- Exercise instructions:
From the entries below, copy out every line with "data" in it.

*****

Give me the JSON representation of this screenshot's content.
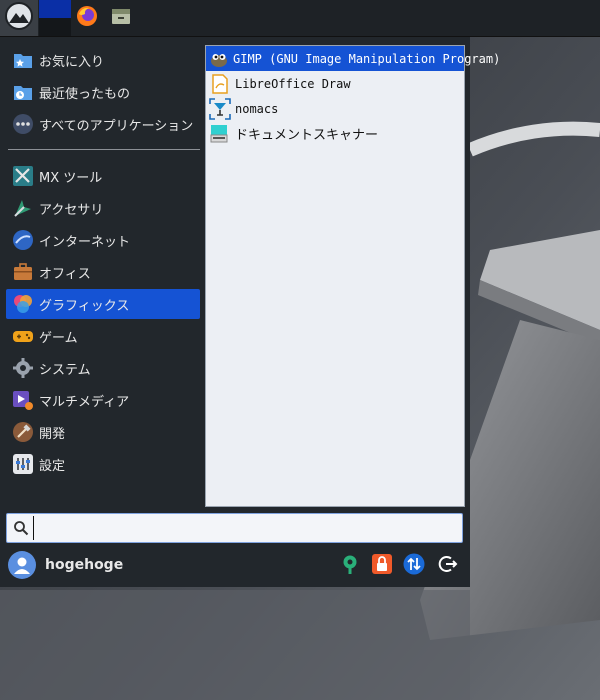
{
  "panel": {
    "start_icon": "mx-logo-icon",
    "firefox_icon": "firefox-icon",
    "files_icon": "file-manager-icon"
  },
  "menu": {
    "categories": [
      {
        "label": "お気に入り",
        "icon": "favorites-folder-icon"
      },
      {
        "label": "最近使ったもの",
        "icon": "recent-folder-icon"
      },
      {
        "label": "すべてのアプリケーション",
        "icon": "all-apps-icon"
      },
      {
        "label": "MX ツール",
        "icon": "mx-tools-icon"
      },
      {
        "label": "アクセサリ",
        "icon": "accessories-icon"
      },
      {
        "label": "インターネット",
        "icon": "internet-icon"
      },
      {
        "label": "オフィス",
        "icon": "office-icon"
      },
      {
        "label": "グラフィックス",
        "icon": "graphics-icon",
        "selected": true
      },
      {
        "label": "ゲーム",
        "icon": "games-icon"
      },
      {
        "label": "システム",
        "icon": "system-icon"
      },
      {
        "label": "マルチメディア",
        "icon": "multimedia-icon"
      },
      {
        "label": "開発",
        "icon": "development-icon"
      },
      {
        "label": "設定",
        "icon": "settings-icon"
      }
    ],
    "apps": [
      {
        "label": "GIMP (GNU Image Manipulation Program)",
        "icon": "gimp-icon",
        "selected": true
      },
      {
        "label": "LibreOffice Draw",
        "icon": "libreoffice-draw-icon"
      },
      {
        "label": "nomacs",
        "icon": "nomacs-icon"
      },
      {
        "label": "ドキュメントスキャナー",
        "icon": "document-scanner-icon"
      }
    ],
    "search": {
      "value": "",
      "placeholder": ""
    },
    "user": {
      "name": "hogehoge"
    },
    "actions": [
      "settings-manager-icon",
      "lock-icon",
      "switch-user-icon",
      "logout-icon"
    ]
  },
  "colors": {
    "accent": "#1553d4",
    "menu_bg": "#22272c",
    "panel_bg": "#1e2226",
    "list_bg": "#eceff4"
  }
}
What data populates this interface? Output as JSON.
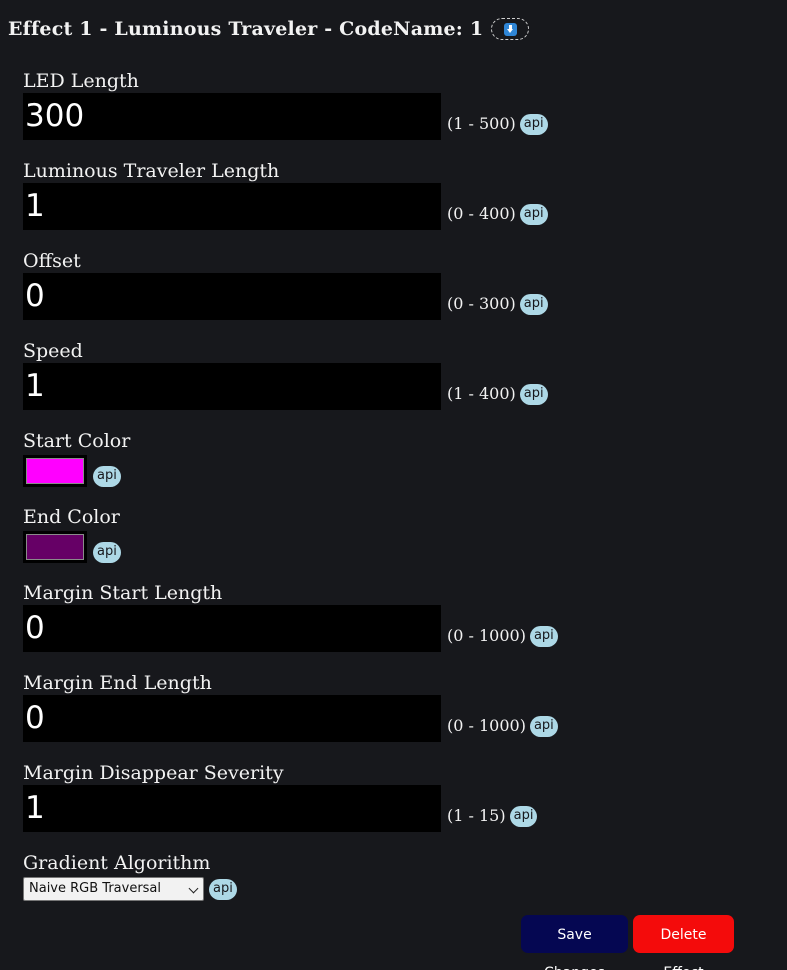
{
  "header": {
    "title": "Effect 1 - Luminous Traveler - CodeName: 1"
  },
  "fields": [
    {
      "label": "LED Length",
      "value": "300",
      "range": "(1 - 500)",
      "api": "api"
    },
    {
      "label": "Luminous Traveler Length",
      "value": "1",
      "range": "(0 - 400)",
      "api": "api"
    },
    {
      "label": "Offset",
      "value": "0",
      "range": "(0 - 300)",
      "api": "api"
    },
    {
      "label": "Speed",
      "value": "1",
      "range": "(1 - 400)",
      "api": "api"
    },
    {
      "label": "Start Color",
      "color": "#ff00ff",
      "api": "api"
    },
    {
      "label": "End Color",
      "color": "#660066",
      "api": "api"
    },
    {
      "label": "Margin Start Length",
      "value": "0",
      "range": "(0 - 1000)",
      "api": "api"
    },
    {
      "label": "Margin End Length",
      "value": "0",
      "range": "(0 - 1000)",
      "api": "api"
    },
    {
      "label": "Margin Disappear Severity",
      "value": "1",
      "range": "(1 - 15)",
      "api": "api"
    },
    {
      "label": "Gradient Algorithm",
      "selected": "Naive RGB Traversal",
      "api": "api"
    }
  ],
  "actions": {
    "save_label": "Save Changes",
    "delete_label": "Delete Effect"
  },
  "colors": {
    "background": "#17181c",
    "input_background": "#000000",
    "api_badge": "#add8e6",
    "save_button": "#050752",
    "delete_button": "#f40b0b"
  }
}
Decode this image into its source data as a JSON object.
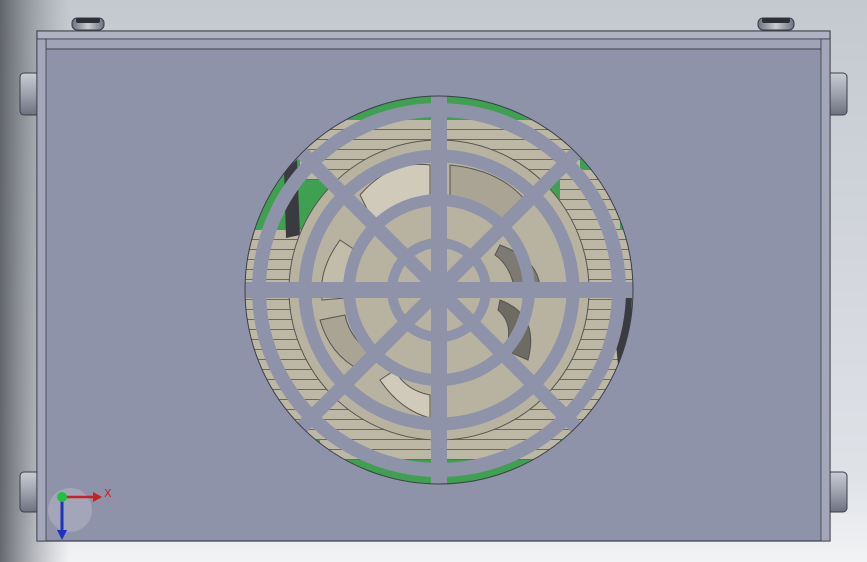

*****

- Exercise solution:
What data populates this interface? Output as JSON.
Decode this image into its source data as a JSON object.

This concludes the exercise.